** Start Selected passage **

I worried about this when I got mine - we have a double garage, but with a pillar in the middle (which can't be removed due to it supporting that corner of the house!) My side of the garage is 208 cm wide - as posted earlier in the thread, the GTR is 189.5 cm. 20 odd centimetres sounds like quite a lot, but I have to reverse it up a slight incline in order to be able to get out of the driver's side easily, and it's certainly a tight fit. I wouldn't like to try it with a car that's even 1 or 2 cm wider. The car's length will probably be more of an issue for a standard sized single garage; it's very long and won't fit on the shorter side of our garage.

The most annoying thing about it, and this is something I hadn't considered before getting the car, is that the automatic gearbox makes this manouevure much more difficult. I can do the same thing with the wife's A5 in seconds, because the manual clutch gives you so much more control over the car whilst reversing. The GTR jerks whilst reversing, and if the car is cold this is even more of an issue. Then there's the annoying constant beep as soon as the rear of the car gets near the garage (whereas in the A5 this can be disabled with the push of a button...), plus the sheer amount of revs needed! Still, I guess it's my own fault for choosing to reverse it in, rather than drive in with the wing mirrors folded, then somehow squeeze out of the door!


----------



## ScoobyDoo26578 (May 4, 2010)

Appreciate all the responses guys, some really useful information here that will help massively! :clap:

I now feel armed with everything I need to get things moving and then finally can get the car I have been hankering over ever since it was released. I've had to make do with my company car (an A3) ever since selling my Evo IX in order to save up the necessary funds and the time is finally here, I can't wait!


----------



## enshiu (Aug 20, 2010)

4.7m long so add up 50cm in total in length and 1.90m width add 1m on the width. 

5.2m long and 3m width.


----------



## RBT (Dec 19, 2013)

Really useful topic mates.
Thank you for above info.

I will keep you posted on my garage search.


----------



## RBT (Dec 19, 2013)

Here in Leamington it is hard to find a proper house+garage.

Any advice mates? I am gonna move to Kenilworth road.


----------



## GTR gilo (Jan 6, 2013)

I had exactly the same issues when I purchased mine. Ive carpeted part of the garage wall where the drivers door would open, just in case.

There are also some things you can buy or do to help you out further.

http://www.amazon.co.uk/Parking-Mat...=1389346313&sr=1-14&keywords=car+parking+aids

Otherwise a simple well placed block of wood at the end of the garage on the floor, that you would feel when your front wheels hit it.


----------

** End Selected passage **

*Your objective*. Render into French the following sentence from the forum thread on garage space: "The GTR jerks whilst reversing, and if the car is cold this is even more of an issue."

** Start Material provided **

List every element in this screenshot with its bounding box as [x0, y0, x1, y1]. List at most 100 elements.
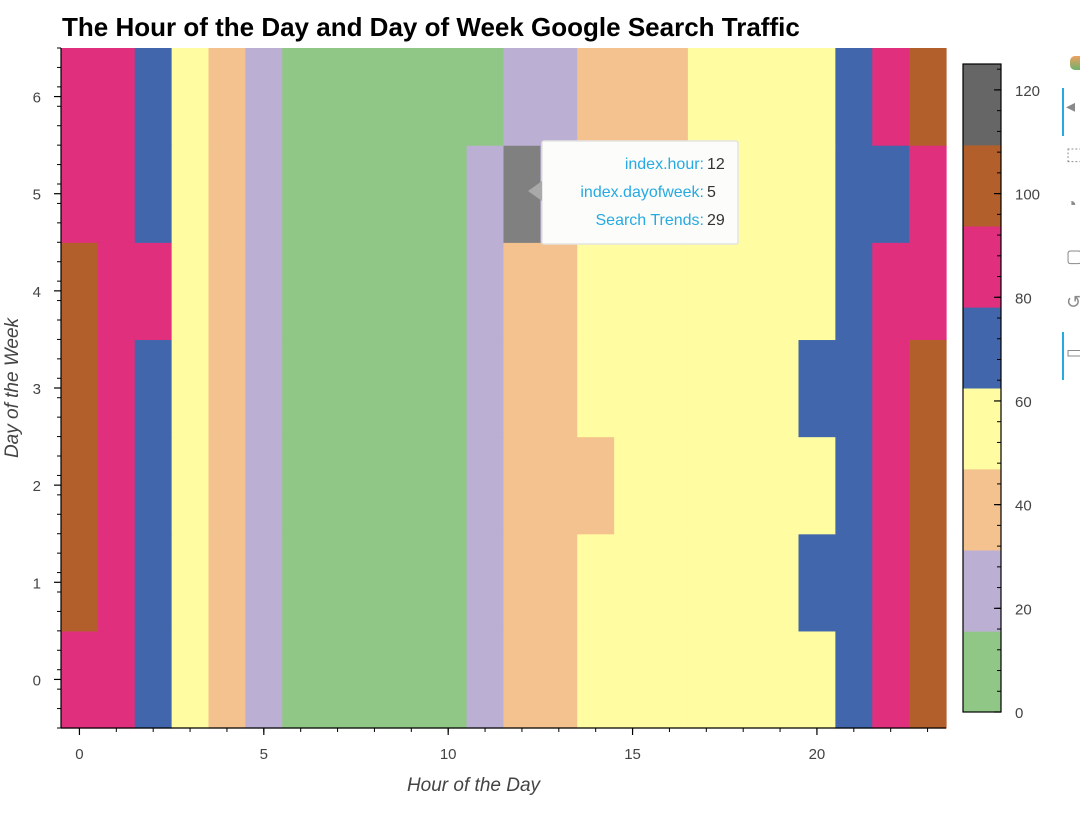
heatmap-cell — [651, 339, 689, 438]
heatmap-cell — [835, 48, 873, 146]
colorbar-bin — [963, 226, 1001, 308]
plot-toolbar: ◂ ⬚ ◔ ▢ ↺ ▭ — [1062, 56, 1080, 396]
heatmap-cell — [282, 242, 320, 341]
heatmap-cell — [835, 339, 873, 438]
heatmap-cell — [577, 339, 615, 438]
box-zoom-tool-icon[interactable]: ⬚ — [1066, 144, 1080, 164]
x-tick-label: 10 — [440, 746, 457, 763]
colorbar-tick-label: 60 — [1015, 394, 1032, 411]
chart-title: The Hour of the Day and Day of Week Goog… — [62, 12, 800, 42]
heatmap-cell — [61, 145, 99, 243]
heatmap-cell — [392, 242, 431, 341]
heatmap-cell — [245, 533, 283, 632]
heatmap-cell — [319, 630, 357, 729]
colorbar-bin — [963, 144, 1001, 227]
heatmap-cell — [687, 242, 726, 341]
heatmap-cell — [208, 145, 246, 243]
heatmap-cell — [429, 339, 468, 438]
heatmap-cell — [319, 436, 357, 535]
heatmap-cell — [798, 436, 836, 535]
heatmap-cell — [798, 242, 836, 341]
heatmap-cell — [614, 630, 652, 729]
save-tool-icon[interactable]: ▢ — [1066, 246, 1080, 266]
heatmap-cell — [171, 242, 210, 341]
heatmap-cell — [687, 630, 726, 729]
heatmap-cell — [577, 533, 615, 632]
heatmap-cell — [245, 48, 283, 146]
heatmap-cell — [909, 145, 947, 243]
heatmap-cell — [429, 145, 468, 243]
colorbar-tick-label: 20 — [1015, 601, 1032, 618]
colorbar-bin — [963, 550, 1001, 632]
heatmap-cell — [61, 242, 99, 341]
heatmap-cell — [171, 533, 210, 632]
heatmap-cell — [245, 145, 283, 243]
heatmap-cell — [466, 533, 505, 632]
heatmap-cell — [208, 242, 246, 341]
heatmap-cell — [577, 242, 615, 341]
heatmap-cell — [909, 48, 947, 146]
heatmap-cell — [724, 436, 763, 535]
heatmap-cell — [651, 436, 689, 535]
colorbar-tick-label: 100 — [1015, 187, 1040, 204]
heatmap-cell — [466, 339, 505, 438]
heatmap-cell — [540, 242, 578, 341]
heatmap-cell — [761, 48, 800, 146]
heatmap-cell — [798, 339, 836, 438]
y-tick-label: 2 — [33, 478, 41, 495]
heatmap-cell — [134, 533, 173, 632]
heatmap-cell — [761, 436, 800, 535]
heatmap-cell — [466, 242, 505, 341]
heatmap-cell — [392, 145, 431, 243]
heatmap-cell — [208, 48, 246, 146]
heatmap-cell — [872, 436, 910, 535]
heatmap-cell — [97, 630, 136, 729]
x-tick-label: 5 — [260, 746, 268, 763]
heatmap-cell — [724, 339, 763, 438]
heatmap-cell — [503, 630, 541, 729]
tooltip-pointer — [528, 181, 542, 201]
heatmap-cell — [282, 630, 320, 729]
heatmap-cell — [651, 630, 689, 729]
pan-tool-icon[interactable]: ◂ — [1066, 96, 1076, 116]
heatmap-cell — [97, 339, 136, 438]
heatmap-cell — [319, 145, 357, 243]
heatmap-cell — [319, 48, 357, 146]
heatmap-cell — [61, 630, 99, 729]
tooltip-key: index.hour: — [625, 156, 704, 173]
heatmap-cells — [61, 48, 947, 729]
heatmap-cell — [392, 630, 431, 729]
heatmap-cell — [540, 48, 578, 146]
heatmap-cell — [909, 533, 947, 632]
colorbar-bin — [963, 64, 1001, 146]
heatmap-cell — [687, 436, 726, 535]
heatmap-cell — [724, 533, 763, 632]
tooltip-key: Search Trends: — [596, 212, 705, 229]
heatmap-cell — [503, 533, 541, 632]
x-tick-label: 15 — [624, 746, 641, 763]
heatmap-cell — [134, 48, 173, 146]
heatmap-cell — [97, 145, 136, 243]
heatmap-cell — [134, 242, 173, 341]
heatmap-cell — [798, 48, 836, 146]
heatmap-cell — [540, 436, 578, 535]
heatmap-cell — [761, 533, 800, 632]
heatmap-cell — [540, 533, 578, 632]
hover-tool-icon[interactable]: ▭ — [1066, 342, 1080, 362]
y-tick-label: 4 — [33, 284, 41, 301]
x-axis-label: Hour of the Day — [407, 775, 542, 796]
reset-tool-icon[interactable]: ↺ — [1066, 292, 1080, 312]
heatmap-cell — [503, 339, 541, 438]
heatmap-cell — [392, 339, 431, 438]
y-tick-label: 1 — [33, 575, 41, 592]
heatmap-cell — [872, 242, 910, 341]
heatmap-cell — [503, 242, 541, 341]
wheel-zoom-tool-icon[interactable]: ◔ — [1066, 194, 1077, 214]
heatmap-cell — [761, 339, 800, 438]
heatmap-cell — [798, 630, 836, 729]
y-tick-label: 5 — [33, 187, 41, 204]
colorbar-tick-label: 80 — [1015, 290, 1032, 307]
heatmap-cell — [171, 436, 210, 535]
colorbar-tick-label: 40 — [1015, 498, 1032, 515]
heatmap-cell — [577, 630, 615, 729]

** End Material provided **
** Start Material provided **

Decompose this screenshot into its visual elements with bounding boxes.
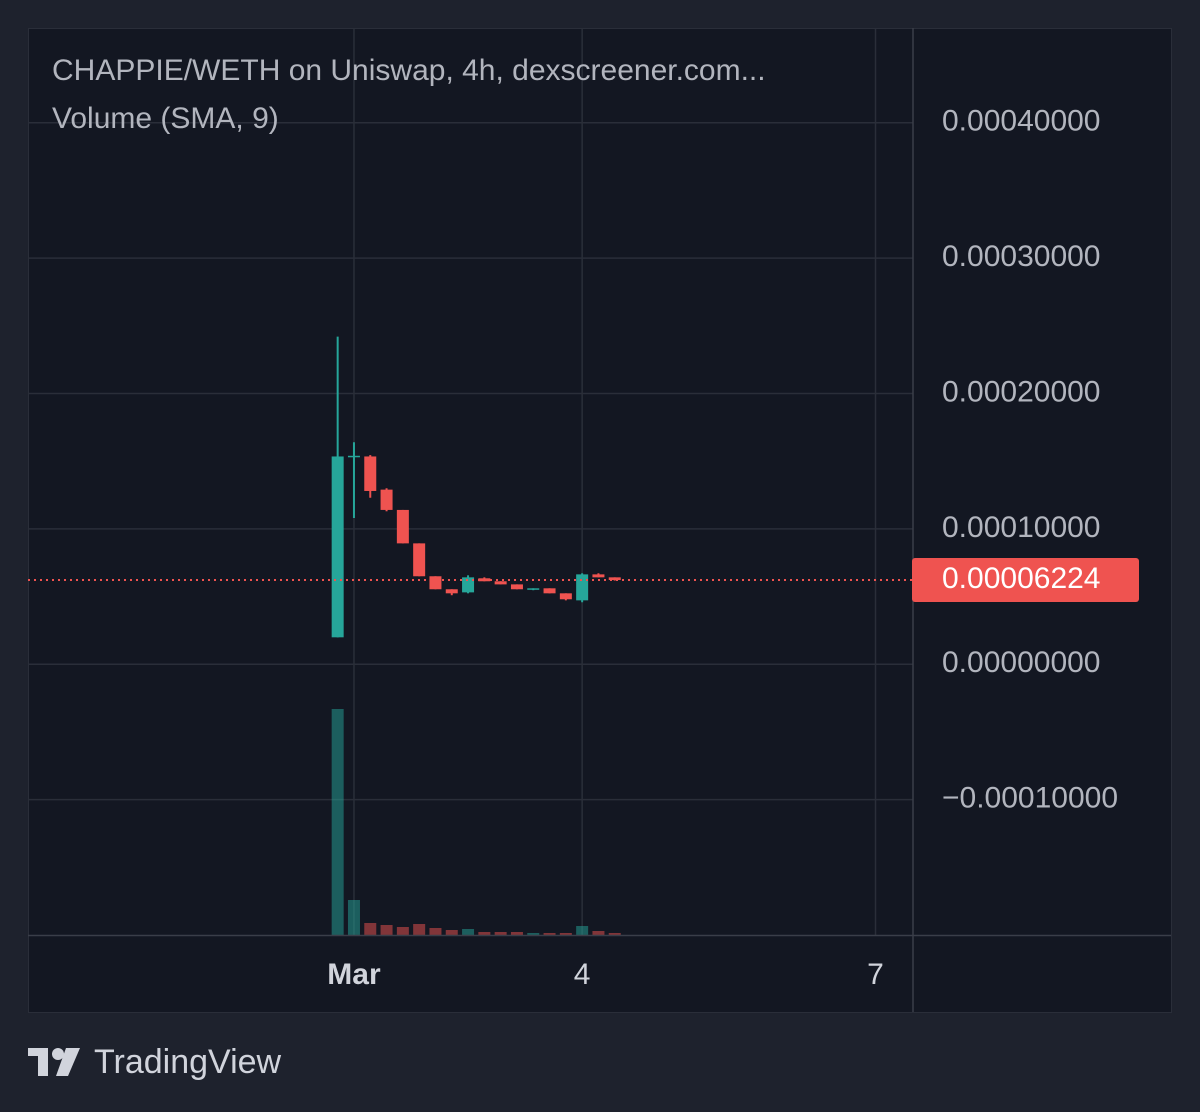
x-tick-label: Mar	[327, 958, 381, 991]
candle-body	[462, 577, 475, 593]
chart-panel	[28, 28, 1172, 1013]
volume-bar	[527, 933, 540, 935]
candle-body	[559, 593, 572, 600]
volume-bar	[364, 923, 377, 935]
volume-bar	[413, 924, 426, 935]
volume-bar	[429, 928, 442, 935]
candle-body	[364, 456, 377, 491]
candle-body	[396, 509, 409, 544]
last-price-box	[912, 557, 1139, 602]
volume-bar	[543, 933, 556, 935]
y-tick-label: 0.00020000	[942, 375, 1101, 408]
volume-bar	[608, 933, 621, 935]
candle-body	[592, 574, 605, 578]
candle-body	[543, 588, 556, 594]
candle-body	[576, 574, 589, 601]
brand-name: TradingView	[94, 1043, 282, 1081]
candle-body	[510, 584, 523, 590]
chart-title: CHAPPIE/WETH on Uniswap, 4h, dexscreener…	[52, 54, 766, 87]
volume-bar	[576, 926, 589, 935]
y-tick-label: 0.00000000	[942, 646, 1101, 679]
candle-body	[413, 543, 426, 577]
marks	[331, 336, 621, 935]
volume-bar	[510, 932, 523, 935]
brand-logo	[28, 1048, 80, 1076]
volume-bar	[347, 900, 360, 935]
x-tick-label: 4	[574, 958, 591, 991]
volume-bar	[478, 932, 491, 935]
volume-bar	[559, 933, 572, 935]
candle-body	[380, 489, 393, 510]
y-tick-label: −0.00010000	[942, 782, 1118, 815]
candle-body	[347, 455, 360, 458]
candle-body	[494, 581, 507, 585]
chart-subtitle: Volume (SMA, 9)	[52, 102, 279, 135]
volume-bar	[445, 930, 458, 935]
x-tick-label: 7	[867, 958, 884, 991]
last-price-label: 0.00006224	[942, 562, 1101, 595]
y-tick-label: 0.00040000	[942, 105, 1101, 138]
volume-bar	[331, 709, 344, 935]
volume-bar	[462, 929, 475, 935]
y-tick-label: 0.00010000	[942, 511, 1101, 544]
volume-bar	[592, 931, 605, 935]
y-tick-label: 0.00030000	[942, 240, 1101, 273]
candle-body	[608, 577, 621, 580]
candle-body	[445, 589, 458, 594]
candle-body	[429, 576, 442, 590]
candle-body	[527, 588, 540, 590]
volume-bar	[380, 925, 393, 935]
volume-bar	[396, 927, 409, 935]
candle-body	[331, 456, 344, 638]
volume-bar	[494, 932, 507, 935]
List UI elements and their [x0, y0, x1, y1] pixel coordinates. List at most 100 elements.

** End Material provided **

*Answer to the exercise*. La GTR avance par à-coups en marche arrière, et lorsque la voiture est froide, le problème est encore plus marqué.